Selection:
[Begin]

Call it prairie noir, or Canadiana desert rock: Abigail Lapell sings haunting, gorgeous modern folk songs, mapping epic natural landscapes and deeply intimate, personal territory.
“Gonna Be Leaving” echoes with the irony of someone who threatens to leave yet never goes—and the certainty that, sooner or later, every relationship will end.
“This is one of my favourite tunes on the album, and one of the most fun to play live,” says Lapell. “The song started as a guitar part that I couldn’t get out of my head, this insistent line that keeps circling back on itself, doubled by the vocals in a sing-song rhyme all about the contradictions of couplehood: the push and pull of independence versus commitment, trying to make it work even against the odds, or trying to leave and not being able to.

[End]

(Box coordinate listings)
[Begin]

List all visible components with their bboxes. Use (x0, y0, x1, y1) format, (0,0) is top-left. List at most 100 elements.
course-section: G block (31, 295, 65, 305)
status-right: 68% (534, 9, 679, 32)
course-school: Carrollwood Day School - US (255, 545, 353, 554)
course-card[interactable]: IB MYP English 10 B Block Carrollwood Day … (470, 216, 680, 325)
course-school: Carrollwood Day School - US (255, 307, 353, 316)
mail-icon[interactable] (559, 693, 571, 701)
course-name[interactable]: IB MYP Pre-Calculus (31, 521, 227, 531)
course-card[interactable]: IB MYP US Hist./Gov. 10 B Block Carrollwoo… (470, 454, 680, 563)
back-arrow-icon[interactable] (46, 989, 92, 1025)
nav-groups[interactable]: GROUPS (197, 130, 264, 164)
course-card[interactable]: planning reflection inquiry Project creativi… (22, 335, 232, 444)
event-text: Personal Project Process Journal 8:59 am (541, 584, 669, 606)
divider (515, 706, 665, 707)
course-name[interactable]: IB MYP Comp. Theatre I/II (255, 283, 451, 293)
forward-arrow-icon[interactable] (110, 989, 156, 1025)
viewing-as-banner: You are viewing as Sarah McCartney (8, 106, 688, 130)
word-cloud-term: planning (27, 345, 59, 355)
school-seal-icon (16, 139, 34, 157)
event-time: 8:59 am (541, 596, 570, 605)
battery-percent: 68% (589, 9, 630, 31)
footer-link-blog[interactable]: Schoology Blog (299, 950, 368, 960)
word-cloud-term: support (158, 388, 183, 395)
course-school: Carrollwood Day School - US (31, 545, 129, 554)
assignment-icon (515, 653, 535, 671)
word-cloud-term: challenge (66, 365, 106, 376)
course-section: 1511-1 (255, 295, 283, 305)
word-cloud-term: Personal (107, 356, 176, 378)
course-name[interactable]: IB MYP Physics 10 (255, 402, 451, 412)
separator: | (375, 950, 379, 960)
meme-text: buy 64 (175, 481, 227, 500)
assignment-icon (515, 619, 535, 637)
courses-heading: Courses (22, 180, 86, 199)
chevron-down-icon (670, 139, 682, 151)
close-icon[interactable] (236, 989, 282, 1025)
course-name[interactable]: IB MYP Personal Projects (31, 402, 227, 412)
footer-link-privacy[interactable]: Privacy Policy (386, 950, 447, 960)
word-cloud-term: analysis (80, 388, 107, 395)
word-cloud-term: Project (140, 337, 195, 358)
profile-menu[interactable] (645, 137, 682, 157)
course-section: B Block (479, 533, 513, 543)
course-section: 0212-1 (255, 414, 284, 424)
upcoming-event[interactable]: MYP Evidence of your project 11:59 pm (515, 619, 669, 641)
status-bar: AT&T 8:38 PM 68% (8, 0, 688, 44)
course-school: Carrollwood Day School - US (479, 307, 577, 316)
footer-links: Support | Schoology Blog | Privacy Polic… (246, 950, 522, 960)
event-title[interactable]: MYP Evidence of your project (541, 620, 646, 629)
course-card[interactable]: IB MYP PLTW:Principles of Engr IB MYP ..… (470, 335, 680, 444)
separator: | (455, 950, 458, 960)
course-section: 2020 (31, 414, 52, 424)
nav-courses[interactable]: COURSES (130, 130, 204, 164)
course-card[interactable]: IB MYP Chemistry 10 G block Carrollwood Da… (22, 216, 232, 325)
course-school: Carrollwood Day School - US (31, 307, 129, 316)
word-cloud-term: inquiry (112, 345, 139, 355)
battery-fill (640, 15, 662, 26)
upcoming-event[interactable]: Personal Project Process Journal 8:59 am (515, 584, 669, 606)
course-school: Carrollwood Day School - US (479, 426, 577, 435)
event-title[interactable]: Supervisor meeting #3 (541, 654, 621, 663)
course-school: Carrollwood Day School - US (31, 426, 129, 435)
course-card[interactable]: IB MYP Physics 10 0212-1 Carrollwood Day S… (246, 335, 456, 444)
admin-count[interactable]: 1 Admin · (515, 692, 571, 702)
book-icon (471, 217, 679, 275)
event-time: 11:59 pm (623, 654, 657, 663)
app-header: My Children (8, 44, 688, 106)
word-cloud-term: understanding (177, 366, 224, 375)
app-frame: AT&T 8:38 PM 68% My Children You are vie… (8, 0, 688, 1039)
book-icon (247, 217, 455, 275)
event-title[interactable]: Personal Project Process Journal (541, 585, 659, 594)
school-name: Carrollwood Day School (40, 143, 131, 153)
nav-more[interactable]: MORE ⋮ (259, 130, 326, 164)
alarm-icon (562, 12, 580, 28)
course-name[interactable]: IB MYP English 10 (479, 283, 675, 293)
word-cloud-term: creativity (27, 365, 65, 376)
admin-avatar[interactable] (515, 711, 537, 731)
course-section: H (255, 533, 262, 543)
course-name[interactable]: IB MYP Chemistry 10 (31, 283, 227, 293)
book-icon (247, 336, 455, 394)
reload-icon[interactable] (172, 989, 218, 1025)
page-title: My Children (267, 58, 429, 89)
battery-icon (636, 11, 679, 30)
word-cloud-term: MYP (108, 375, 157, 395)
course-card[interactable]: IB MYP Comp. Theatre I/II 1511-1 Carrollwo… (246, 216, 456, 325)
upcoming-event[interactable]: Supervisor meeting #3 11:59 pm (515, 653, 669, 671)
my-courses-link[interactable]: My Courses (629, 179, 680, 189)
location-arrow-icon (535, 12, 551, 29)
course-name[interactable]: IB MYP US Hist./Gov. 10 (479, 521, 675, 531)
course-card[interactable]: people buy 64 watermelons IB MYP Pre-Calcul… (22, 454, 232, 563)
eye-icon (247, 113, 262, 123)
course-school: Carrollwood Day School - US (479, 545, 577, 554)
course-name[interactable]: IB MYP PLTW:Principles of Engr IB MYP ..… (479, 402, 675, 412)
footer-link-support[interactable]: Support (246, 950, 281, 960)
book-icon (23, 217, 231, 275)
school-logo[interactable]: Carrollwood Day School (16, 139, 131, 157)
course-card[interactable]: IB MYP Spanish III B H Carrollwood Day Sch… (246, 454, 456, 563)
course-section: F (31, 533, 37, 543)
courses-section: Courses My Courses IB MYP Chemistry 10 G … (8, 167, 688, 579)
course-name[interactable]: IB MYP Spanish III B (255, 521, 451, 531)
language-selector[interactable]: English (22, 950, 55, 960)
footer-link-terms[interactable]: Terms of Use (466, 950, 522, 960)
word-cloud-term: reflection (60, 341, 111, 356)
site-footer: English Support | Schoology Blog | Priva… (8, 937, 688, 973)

[End]

What to do:
1. According to the piece on Abigail Lapell, what did the song "Gonna Be Leaving" start as?
2. Copy out the text of the piece on Abigail Lapell, starting at "Call it prairie" and ending at "being able to.".
3. Write the next part of the piece on Abigail Lapell's song "Gonna Be Leaving," picking up after its final sentence.

Answer set:
1. It started as a guitar part that Lapell couldn't get out of mind.

2.
Call it prairie noir, or Canadiana desert rock: Abigail Lapell sings haunting, gorgeous modern folk songs, mapping epic natural landscapes and deeply intimate, personal territory.
“Gonna Be Leaving” echoes with the irony of someone who threatens to leave yet never goes—and the certainty that, sooner or later, every relationship will end.
“This is one of my favourite tunes on the album, and one of the most fun to play live,” says Lapell. “The song started as a guitar part that I couldn’t get out of my head, this insistent line that keeps circling back on itself, doubled by the vocals in a sing-song rhyme all about the contradictions of couplehood: the push and pull of independence versus commitment, trying to make it work even against the odds, or trying to leave and not being able to.

3.
At the heart of these anxieties, to me, is the idea of impermanence in any relationship (one way or another, one partner will ultimately be the first to exit). I recently got engaged, so these themes have been on my mind! I love how the band builds on that simple, recurring melodic idea with a heartbeat rhythm section, tiptoeing piano, and overlapping harmonies that rise to a halting finale, rich with ambivalence.”
Gonna Be Leaving
Said it in the evening, said it in the afternoon, said I’m gonna be leaving
Gonna be leaving soon, gonna be leaving
Gonna be leaving soon, and the odds are even
You’re gonna be leaving, gonna be leaving
You’re gonna be leaving too
You’re the poison in the IV / rattlin the sabre, said it wouldn’t be,
Wouldn’t be easy / said it isn’t gonna be fair,
Are you gonna get angry? Gonna get even?
Are you gonna be leaving?
Gonna be moving on, are you gonna be, gonna be gone
[Odds are even] You’re gonna be leaving, the odds are even
Odds are even, you’re gonna be, gonna be gone
You’re gonna be moving on
And the odds are even / odds are even
You’re gonna be leaving, gonna be leaving
Gonna be leaving soon….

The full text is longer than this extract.